**Extrait choisi:**
Notre rapporteur a fait adopter en commission un amendement de suppression de l’article 4, que le Gouvernement propose de réintroduire. J’entends bien l’argument de notre rapporteur, selon lequel l’article serait peu opérant. Mais j’entends aussi ce que dit Gouvernement : dix-sept branches seraient concernées depuis le 1er octobre après la revalorisation du SMIC. Nous attendons beaucoup des échanges qui auront lieu pour nous positionner à cet égard.
L’article 5 prévoit la revalorisation par anticipation des retraites et des prestations sociales. Nous soutiendrons évidemment ces dispositions, mais je veux dire ici notre opposition à toute tentative d’une revalorisation au rabais, notamment pour le RSA. Précisons que le droit prévoyait ces revalorisations. Le Gouvernement permet de le faire par anticipation sans dépasser ce qui aurait été dû. C’est bien l’esprit du texte.

(Données des éléments et des régions)
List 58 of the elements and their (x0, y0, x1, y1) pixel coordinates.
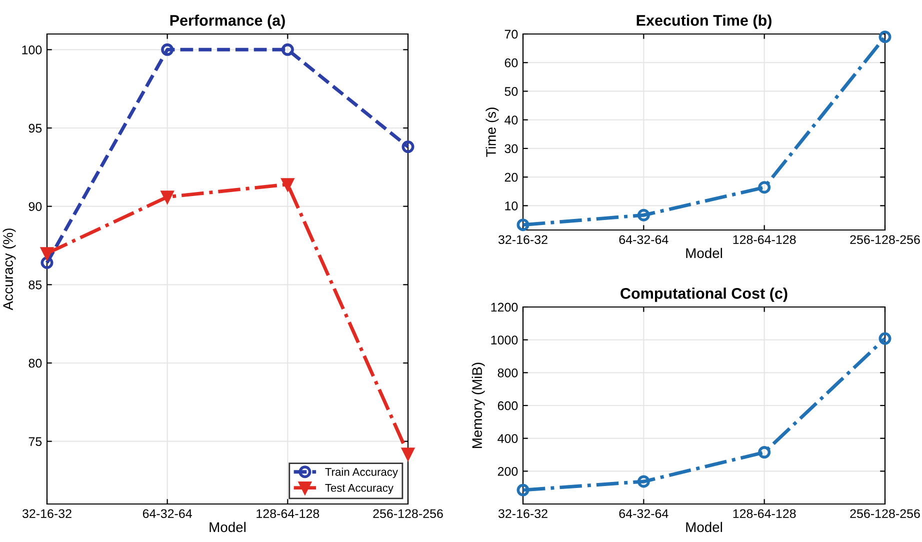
y-axis-title: Memory (MiB) (472, 362, 485, 448)
x-axis-title: Model (210, 522, 246, 532)
point (281, 178, 294, 191)
point (878, 332, 892, 345)
chart-title: Performance (a) (170, 14, 285, 29)
x-tick-label: 256-128-256 (850, 235, 920, 244)
x-tick-label: 64-32-64 (619, 509, 668, 518)
y-tick-label: 75 (28, 437, 42, 446)
x-tick-label: 32-16-32 (498, 509, 548, 518)
y-tick-label: 400 (498, 434, 518, 443)
point (637, 208, 650, 222)
x-tick-label: 128-64-128 (256, 509, 320, 518)
x-tick-label: 32-16-32 (22, 509, 72, 518)
y-tick-label: 1000 (491, 336, 518, 344)
point (516, 218, 530, 232)
y-tick-label: 100 (22, 45, 42, 54)
y-tick-label: 80 (28, 358, 42, 368)
y-tick-label: 85 (28, 280, 42, 290)
point (878, 30, 892, 44)
y-tick-label: 70 (504, 30, 518, 39)
x-tick-label: 256-128-256 (850, 509, 920, 518)
point (40, 247, 54, 260)
legend-label: Train Accuracy (325, 468, 398, 478)
x-tick-label: 64-32-64 (619, 235, 668, 244)
x-tick-label: 128-64-128 (733, 235, 796, 244)
point (161, 43, 174, 56)
chart-title: Computational Cost (c) (620, 288, 788, 302)
y-axis-title: Accuracy (%) (2, 228, 16, 310)
y-tick-label: 800 (498, 368, 518, 378)
point (758, 181, 771, 194)
y-tick-label: 90 (28, 202, 42, 211)
x-tick-label: 256-128-256 (373, 509, 443, 518)
y-tick-label: 60 (504, 58, 518, 68)
point (402, 448, 414, 460)
x-axis-title: Model (686, 522, 722, 532)
legend-label: Test Accuracy (325, 484, 394, 494)
point (281, 43, 294, 56)
y-axis-title: Time (s) (486, 108, 499, 157)
y-tick-label: 10 (505, 201, 518, 210)
y-tick-label: 600 (498, 401, 518, 410)
y-tick-label: 1200 (491, 302, 518, 312)
y-tick-label: 50 (504, 87, 518, 96)
point (637, 475, 650, 488)
y-tick-label: 95 (28, 124, 42, 133)
point (402, 140, 414, 154)
point (40, 256, 54, 269)
point (516, 484, 530, 496)
point (758, 446, 771, 459)
chart-title: Execution Time (b) (636, 14, 772, 29)
y-tick-label: 200 (498, 466, 518, 476)
x-axis-title: Model (686, 248, 722, 258)
y-tick-label: 40 (504, 116, 518, 124)
y-tick-label: 30 (504, 144, 518, 154)
x-tick-label: 64-32-64 (142, 509, 192, 518)
point (161, 190, 174, 204)
x-tick-label: 32-16-32 (498, 235, 548, 244)
x-tick-label: 128-64-128 (733, 509, 796, 518)
y-tick-label: 20 (504, 172, 518, 182)
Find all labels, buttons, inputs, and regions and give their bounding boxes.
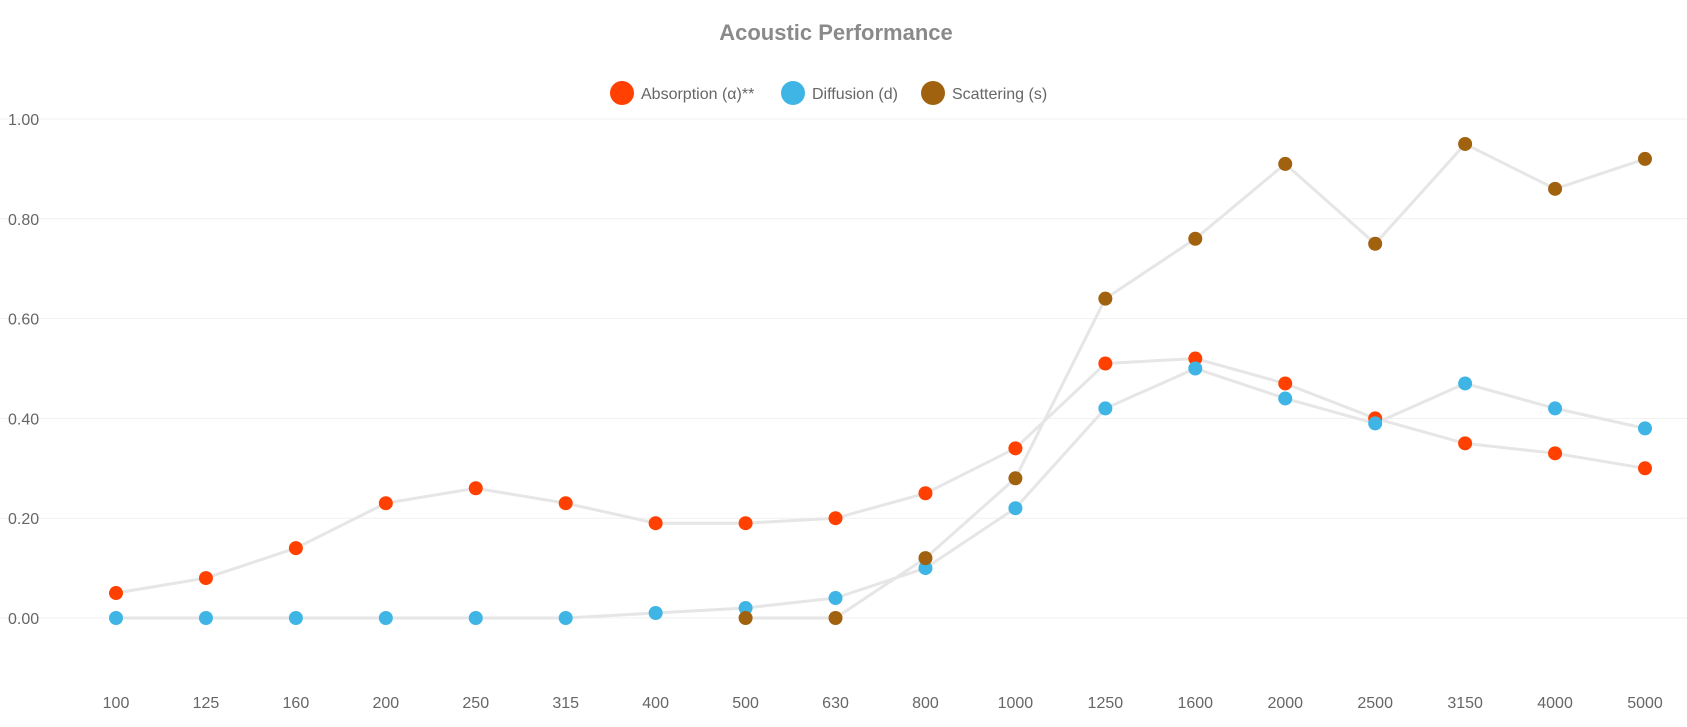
y-tick-label: 0.60 — [8, 312, 39, 329]
grid — [0, 118, 1687, 619]
legend-label: Absorption (α)** — [641, 86, 754, 103]
data-point[interactable] — [1458, 136, 1473, 151]
legend-marker — [610, 81, 634, 105]
x-tick-label: 100 — [103, 695, 130, 712]
data-point[interactable] — [648, 516, 663, 531]
data-point[interactable] — [378, 496, 393, 511]
data-point[interactable] — [109, 586, 123, 601]
series-line — [115, 356, 1646, 595]
legend-item[interactable]: Diffusion (d) — [781, 81, 898, 105]
data-point[interactable] — [828, 611, 843, 625]
legend-label: Scattering (s) — [952, 86, 1047, 103]
x-tick-label: 315 — [552, 695, 579, 712]
data-point[interactable] — [1548, 446, 1563, 461]
data-point[interactable] — [1368, 416, 1383, 431]
data-point[interactable] — [288, 541, 303, 556]
data-point[interactable] — [1008, 501, 1023, 516]
x-tick-label: 5000 — [1627, 695, 1663, 712]
data-point[interactable] — [1548, 181, 1563, 196]
data-point[interactable] — [918, 561, 933, 576]
x-tick-label: 500 — [732, 695, 759, 712]
x-tick-label: 400 — [642, 695, 669, 712]
data-point[interactable] — [1638, 151, 1652, 166]
x-tick-label: 1600 — [1177, 695, 1213, 712]
data-point[interactable] — [468, 611, 483, 625]
series-points — [109, 136, 1652, 625]
x-tick-label: 160 — [283, 695, 310, 712]
data-point[interactable] — [109, 611, 123, 625]
data-point[interactable] — [558, 611, 573, 625]
data-point[interactable] — [1008, 441, 1023, 456]
data-point[interactable] — [1278, 376, 1293, 391]
y-tick-label: 0.00 — [8, 611, 39, 628]
legend-item[interactable]: Scattering (s) — [921, 81, 1047, 105]
data-point[interactable] — [1008, 471, 1023, 486]
y-tick-label: 0.20 — [8, 511, 39, 528]
legend: Absorption (α)** Diffusion (d) Scattering … — [610, 81, 1047, 105]
data-point[interactable] — [828, 591, 843, 606]
y-tick-label: 1.00 — [8, 112, 39, 129]
data-point[interactable] — [378, 611, 393, 625]
y-tick-label: 0.80 — [8, 212, 39, 229]
legend-label: Diffusion (d) — [812, 86, 898, 103]
data-point[interactable] — [1458, 436, 1473, 451]
data-point[interactable] — [1458, 376, 1473, 391]
data-point[interactable] — [738, 601, 753, 616]
x-tick-label: 1250 — [1088, 695, 1124, 712]
data-point[interactable] — [558, 496, 573, 511]
data-point[interactable] — [738, 611, 753, 625]
data-point[interactable] — [468, 481, 483, 496]
data-point[interactable] — [738, 516, 753, 531]
data-point[interactable] — [288, 611, 303, 625]
series-line — [116, 366, 1646, 620]
x-tick-label: 2500 — [1357, 695, 1393, 712]
y-axis: 0.00 0.20 0.40 0.60 0.80 1.00 — [8, 112, 39, 628]
data-point[interactable] — [1188, 231, 1203, 246]
data-point[interactable] — [1548, 401, 1563, 416]
data-point[interactable] — [1638, 461, 1652, 476]
x-tick-label: 3150 — [1447, 695, 1483, 712]
data-point[interactable] — [1188, 361, 1203, 376]
x-tick-label: 200 — [372, 695, 399, 712]
data-point[interactable] — [828, 511, 843, 526]
series-line — [745, 142, 1646, 620]
x-axis: 100 125 160 200 250 315 400 500 630 800 1000 1250 16… — [103, 695, 1663, 712]
x-tick-label: 4000 — [1537, 695, 1573, 712]
x-tick-label: 125 — [193, 695, 220, 712]
y-tick-label: 0.40 — [8, 411, 39, 428]
x-tick-label: 800 — [912, 695, 939, 712]
chart-title: Acoustic Performance — [719, 20, 953, 45]
series-lines — [115, 142, 1646, 620]
data-point[interactable] — [1638, 421, 1652, 436]
data-point[interactable] — [1278, 156, 1293, 171]
data-point[interactable] — [1098, 356, 1113, 371]
data-point[interactable] — [198, 611, 213, 625]
legend-marker — [781, 81, 805, 105]
data-point[interactable] — [1188, 351, 1203, 366]
data-point[interactable] — [918, 551, 933, 566]
legend-item[interactable]: Absorption (α)** — [610, 81, 754, 105]
x-tick-label: 1000 — [998, 695, 1034, 712]
x-tick-label: 2000 — [1267, 695, 1303, 712]
data-point[interactable] — [1368, 236, 1383, 251]
legend-marker — [921, 81, 945, 105]
x-tick-label: 250 — [462, 695, 489, 712]
data-point[interactable] — [1098, 291, 1113, 306]
data-point[interactable] — [648, 606, 663, 621]
data-point[interactable] — [918, 486, 933, 501]
data-point[interactable] — [1098, 401, 1113, 416]
data-point[interactable] — [1278, 391, 1293, 406]
data-point[interactable] — [198, 571, 213, 586]
x-tick-label: 630 — [822, 695, 849, 712]
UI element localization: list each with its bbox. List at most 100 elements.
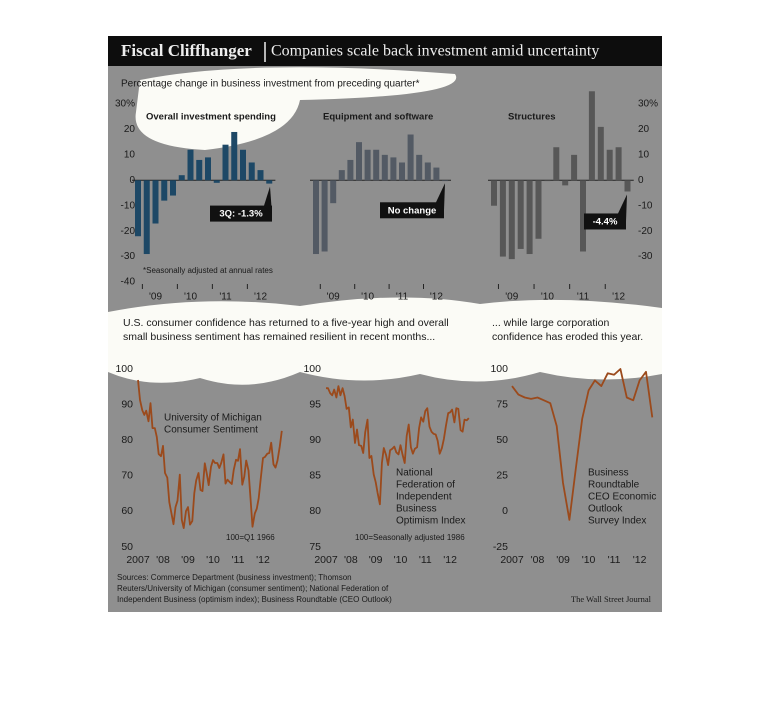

**Consigne:** Dans l'extrait sur les articles 4 et 5, combien de branches seraient concernées depuis le 1er octobre, selon le Gouvernement ?

**Résultat:** Dix-sept branches, après la revalorisation du SMIC.